## Supplied entries:
══════════════════════════════

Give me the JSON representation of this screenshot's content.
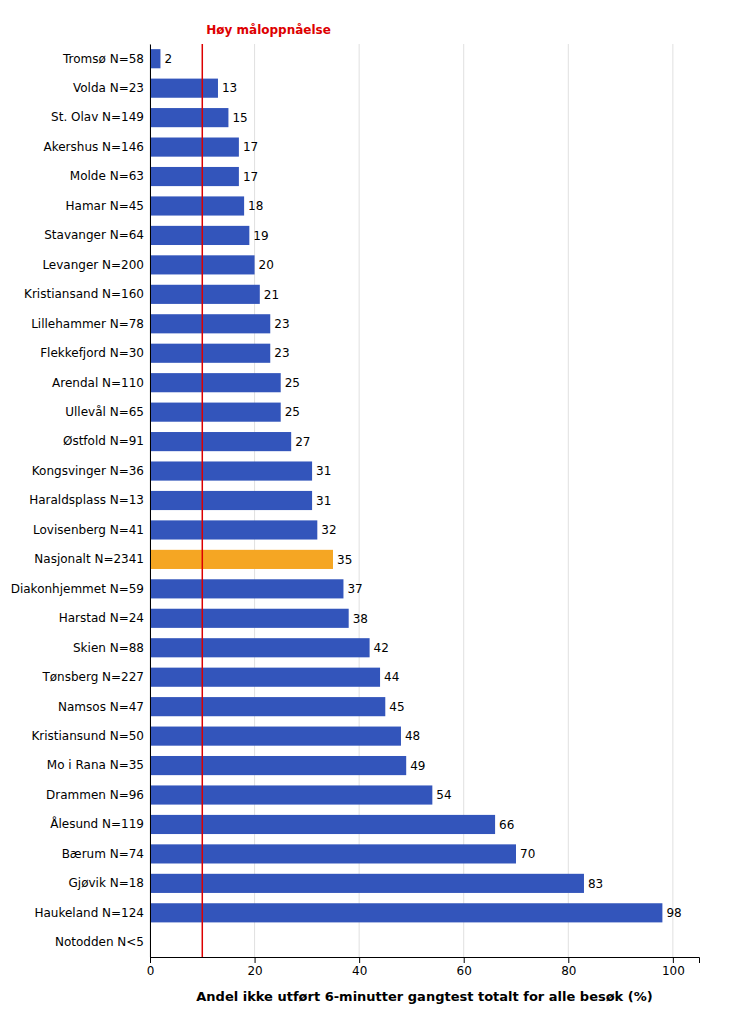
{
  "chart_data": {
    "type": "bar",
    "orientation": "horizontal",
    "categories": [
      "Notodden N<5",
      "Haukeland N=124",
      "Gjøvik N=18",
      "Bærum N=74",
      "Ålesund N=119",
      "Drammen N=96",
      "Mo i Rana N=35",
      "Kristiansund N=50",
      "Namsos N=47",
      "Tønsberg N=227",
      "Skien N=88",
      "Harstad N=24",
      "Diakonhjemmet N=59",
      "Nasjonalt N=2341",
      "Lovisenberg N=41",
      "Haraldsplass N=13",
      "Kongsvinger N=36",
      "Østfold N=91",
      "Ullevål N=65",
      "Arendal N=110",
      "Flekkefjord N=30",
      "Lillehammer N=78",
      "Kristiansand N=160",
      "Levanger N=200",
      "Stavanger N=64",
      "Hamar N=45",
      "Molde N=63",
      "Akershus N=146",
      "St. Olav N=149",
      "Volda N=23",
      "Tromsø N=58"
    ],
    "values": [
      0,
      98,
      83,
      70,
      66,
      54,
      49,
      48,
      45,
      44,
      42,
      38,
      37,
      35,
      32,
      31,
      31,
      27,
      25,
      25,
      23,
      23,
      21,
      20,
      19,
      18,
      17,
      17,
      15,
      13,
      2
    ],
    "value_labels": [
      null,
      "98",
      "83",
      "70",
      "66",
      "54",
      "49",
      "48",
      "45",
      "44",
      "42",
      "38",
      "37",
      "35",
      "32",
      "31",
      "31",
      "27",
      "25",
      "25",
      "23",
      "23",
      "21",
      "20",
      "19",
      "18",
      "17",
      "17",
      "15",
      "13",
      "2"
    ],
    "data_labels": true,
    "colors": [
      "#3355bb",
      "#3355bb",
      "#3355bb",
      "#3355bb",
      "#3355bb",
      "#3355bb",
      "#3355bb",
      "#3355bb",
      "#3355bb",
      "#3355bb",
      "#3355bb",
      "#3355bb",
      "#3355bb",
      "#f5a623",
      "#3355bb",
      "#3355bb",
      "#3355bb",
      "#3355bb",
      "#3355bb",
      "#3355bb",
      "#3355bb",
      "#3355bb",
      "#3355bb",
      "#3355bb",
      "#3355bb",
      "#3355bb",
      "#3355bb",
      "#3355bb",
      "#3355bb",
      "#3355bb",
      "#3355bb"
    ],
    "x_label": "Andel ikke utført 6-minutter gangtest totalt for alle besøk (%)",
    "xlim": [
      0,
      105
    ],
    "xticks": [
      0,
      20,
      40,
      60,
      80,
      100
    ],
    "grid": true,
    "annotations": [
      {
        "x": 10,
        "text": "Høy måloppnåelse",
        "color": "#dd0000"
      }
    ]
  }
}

══════════════════════════════

## Exercise goal:
Copy the data character for character, but drop all pictures from the copy.

## Written solution:
Give me the JSON representation of this screenshot's content.
{
  "chart_data": {
    "type": "bar",
    "orientation": "horizontal",
    "categories": [
      "Notodden N<5",
      "Haukeland N=124",
      "Gjøvik N=18",
      "Bærum N=74",
      "Ålesund N=119",
      "Drammen N=96",
      "Mo i Rana N=35",
      "Kristiansund N=50",
      "Namsos N=47",
      "Tønsberg N=227",
      "Skien N=88",
      "Harstad N=24",
      "Diakonhjemmet N=59",
      "Nasjonalt N=2341",
      "Lovisenberg N=41",
      "Haraldsplass N=13",
      "Kongsvinger N=36",
      "Østfold N=91",
      "Ullevål N=65",
      "Arendal N=110",
      "Flekkefjord N=30",
      "Lillehammer N=78",
      "Kristiansand N=160",
      "Levanger N=200",
      "Stavanger N=64",
      "Hamar N=45",
      "Molde N=63",
      "Akershus N=146",
      "St. Olav N=149",
      "Volda N=23",
      "Tromsø N=58"
    ],
    "values": [
      0,
      98,
      83,
      70,
      66,
      54,
      49,
      48,
      45,
      44,
      42,
      38,
      37,
      35,
      32,
      31,
      31,
      27,
      25,
      25,
      23,
      23,
      21,
      20,
      19,
      18,
      17,
      17,
      15,
      13,
      2
    ],
    "value_labels": [
      null,
      "98",
      "83",
      "70",
      "66",
      "54",
      "49",
      "48",
      "45",
      "44",
      "42",
      "38",
      "37",
      "35",
      "32",
      "31",
      "31",
      "27",
      "25",
      "25",
      "23",
      "23",
      "21",
      "20",
      "19",
      "18",
      "17",
      "17",
      "15",
      "13",
      "2"
    ],
    "data_labels": true,
    "colors": [
      "#3355bb",
      "#3355bb",
      "#3355bb",
      "#3355bb",
      "#3355bb",
      "#3355bb",
      "#3355bb",
      "#3355bb",
      "#3355bb",
      "#3355bb",
      "#3355bb",
      "#3355bb",
      "#3355bb",
      "#f5a623",
      "#3355bb",
      "#3355bb",
      "#3355bb",
      "#3355bb",
      "#3355bb",
      "#3355bb",
      "#3355bb",
      "#3355bb",
      "#3355bb",
      "#3355bb",
      "#3355bb",
      "#3355bb",
      "#3355bb",
      "#3355bb",
      "#3355bb",
      "#3355bb",
      "#3355bb"
    ],
    "x_label": "Andel ikke utført 6-minutter gangtest totalt for alle besøk (%)",
    "xlim": [
      0,
      105
    ],
    "xticks": [
      0,
      20,
      40,
      60,
      80,
      100
    ],
    "grid": true,
    "annotations": [
      {
        "x": 10,
        "text": "Høy måloppnåelse",
        "color": "#dd0000"
      }
    ]
  }
}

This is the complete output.